[WRITTEN PROBLEM] Write every entry out again exactly, please, and skip the pictures.

Raw records
# # # # # # #

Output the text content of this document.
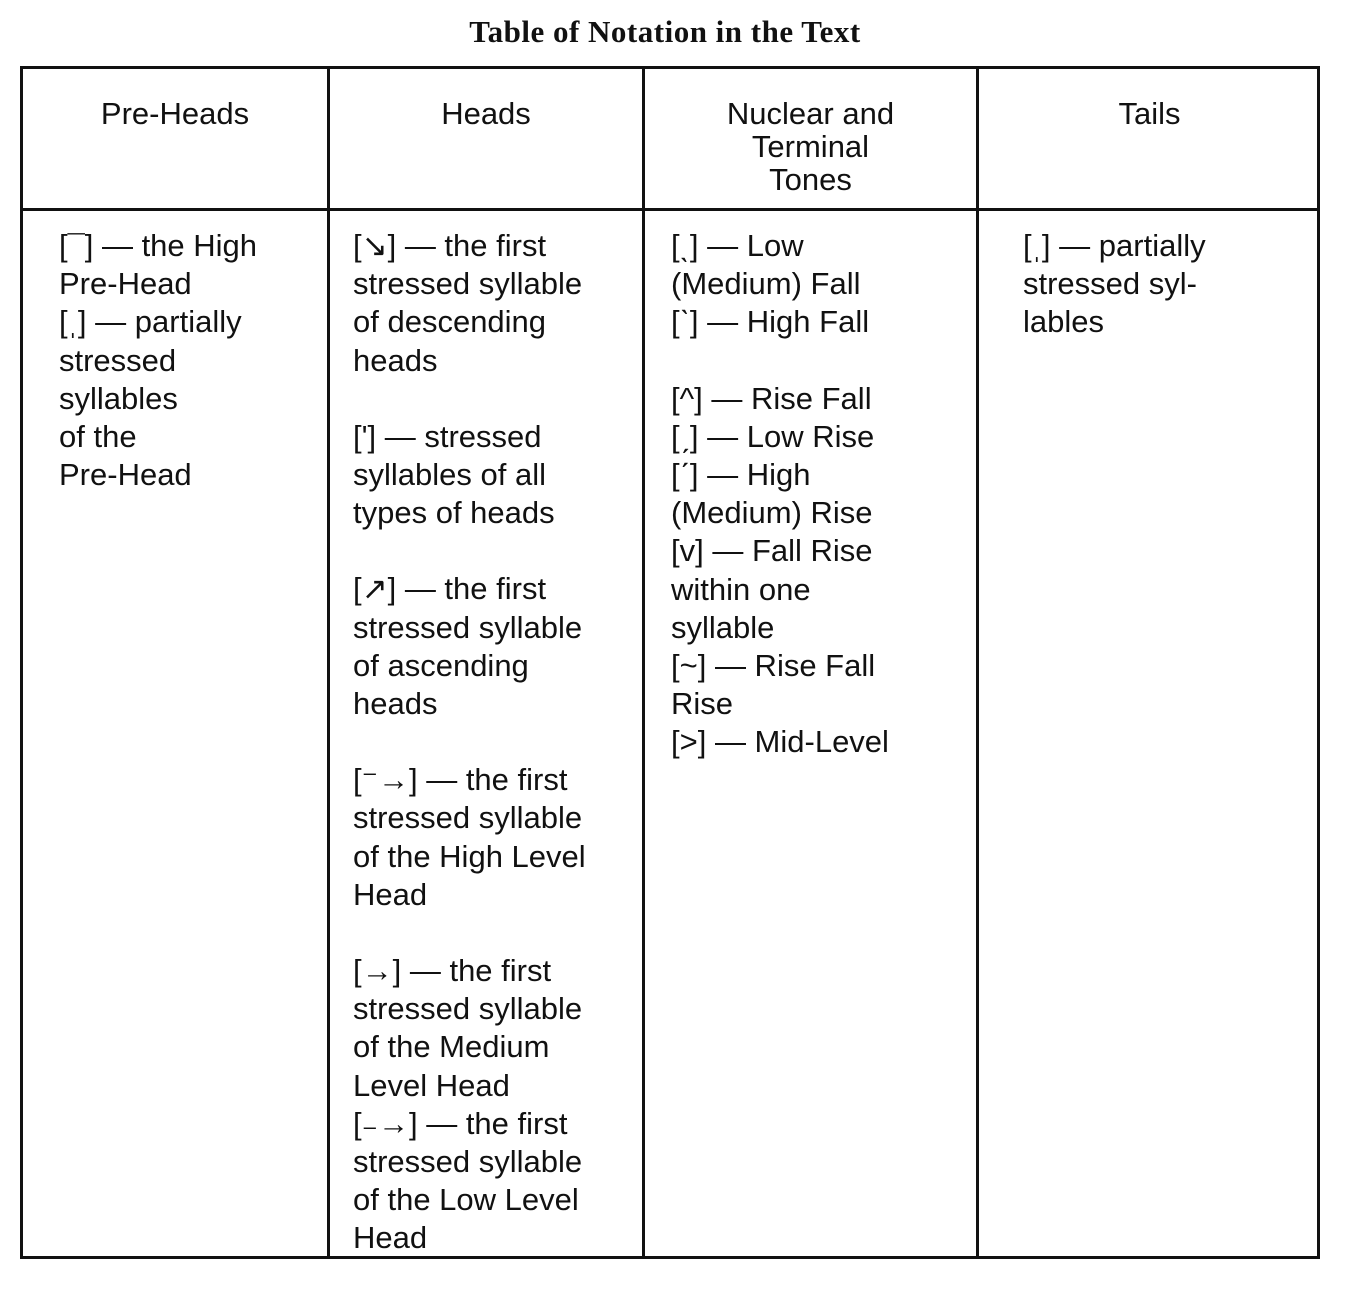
Table of Notation in the Text
Pre-Heads	Heads	Nuclear and
Terminal
Tones
Tails
[¯] — the High
Pre-Head
[ˌ] — partially
stressed
syllables
of the
Pre-Head
[↘] — the first
stressed syllable
of descending
heads
['] — stressed
syllables of all
types of heads
[↗] — the first
stressed syllable
of ascending
heads
[⁻→] — the first
stressed syllable
of the High Level
Head
[→] — the first
stressed syllable
of the Medium
Level Head
[₋→] — the first
stressed syllable
of the Low Level
Head
[ˎ] — Low
(Medium) Fall
[ˋ] — High Fall
[^] — Rise Fall
[ˏ] — Low Rise
[ˊ] — High
(Medium) Rise
[v] — Fall Rise
within one
syllable
[~] — Rise Fall
Rise
[>] — Mid-Level
[ˌ] — partially
stressed syl-
lables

# # # # # # #

[TASK SOLUTION]
Output the text content of this document.
Table of Notation in the Text
Pre-Heads	Heads	Nuclear and
Terminal
Tones
Tails
[¯] — the High
Pre-Head
[ˌ] — partially
stressed
syllables
of the
Pre-Head
[↘] — the first
stressed syllable
of descending
heads
['] — stressed
syllables of all
types of heads
[↗] — the first
stressed syllable
of ascending
heads
[⁻→] — the first
stressed syllable
of the High Level
Head
[→] — the first
stressed syllable
of the Medium
Level Head
[₋→] — the first
stressed syllable
of the Low Level
Head
[ˎ] — Low
(Medium) Fall
[ˋ] — High Fall
[^] — Rise Fall
[ˏ] — Low Rise
[ˊ] — High
(Medium) Rise
[v] — Fall Rise
within one
syllable
[~] — Rise Fall
Rise
[>] — Mid-Level
[ˌ] — partially
stressed syl-
lables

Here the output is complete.